start Excerpted records

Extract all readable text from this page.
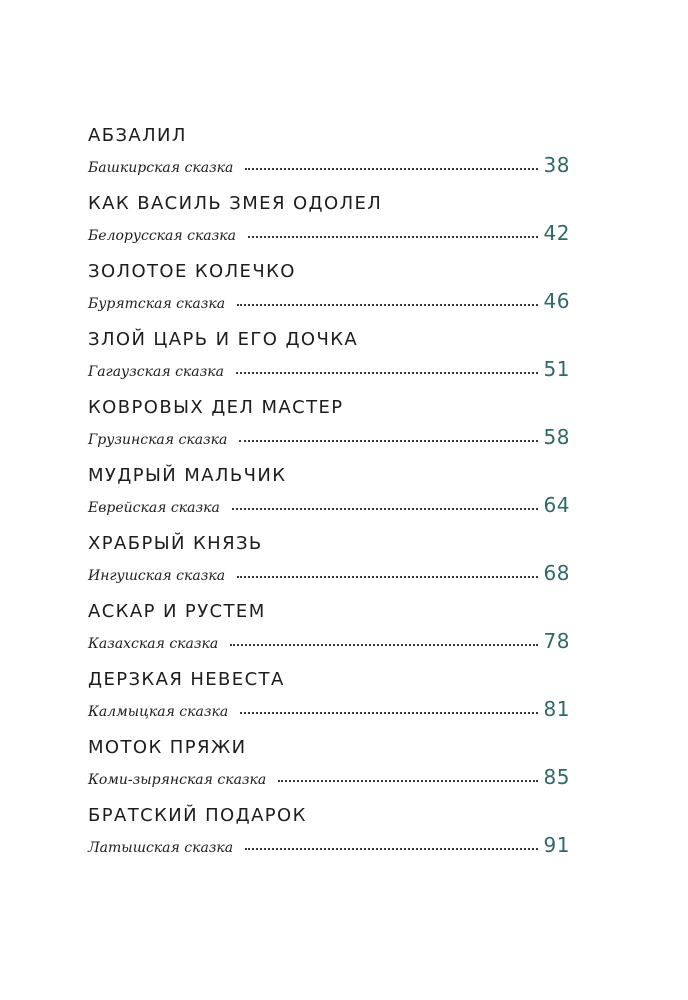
АБЗАЛИЛ
Башкирская сказка	38
КАК ВАСИЛЬ ЗМЕЯ ОДОЛЕЛ
Белорусская сказка	42
ЗОЛОТОЕ КОЛЕЧКО
Бурятская сказка	46
ЗЛОЙ ЦАРЬ И ЕГО ДОЧКА
Гагаузская сказка	51
КОВРОВЫХ ДЕЛ МАСТЕР
Грузинская сказка	58
МУДРЫЙ МАЛЬЧИК
Еврейская сказка	64
ХРАБРЫЙ КНЯЗЬ
Ингушская сказка	68
АСКАР И РУСТЕМ
Казахская сказка	78
ДЕРЗКАЯ НЕВЕСТА
Калмыцкая сказка	81
МОТОК ПРЯЖИ
Коми-зырянская сказка	85
БРАТСКИЙ ПОДАРОК
Латышская сказка	91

end Excerpted records

Copy out each record shown above without alteration, skipping any picture.

Output of the exercise
Extract all readable text from this page.
АБЗАЛИЛ
Башкирская сказка	38
КАК ВАСИЛЬ ЗМЕЯ ОДОЛЕЛ
Белорусская сказка	42
ЗОЛОТОЕ КОЛЕЧКО
Бурятская сказка	46
ЗЛОЙ ЦАРЬ И ЕГО ДОЧКА
Гагаузская сказка	51
КОВРОВЫХ ДЕЛ МАСТЕР
Грузинская сказка	58
МУДРЫЙ МАЛЬЧИК
Еврейская сказка	64
ХРАБРЫЙ КНЯЗЬ
Ингушская сказка	68
АСКАР И РУСТЕМ
Казахская сказка	78
ДЕРЗКАЯ НЕВЕСТА
Калмыцкая сказка	81
МОТОК ПРЯЖИ
Коми-зырянская сказка	85
БРАТСКИЙ ПОДАРОК
Латышская сказка	91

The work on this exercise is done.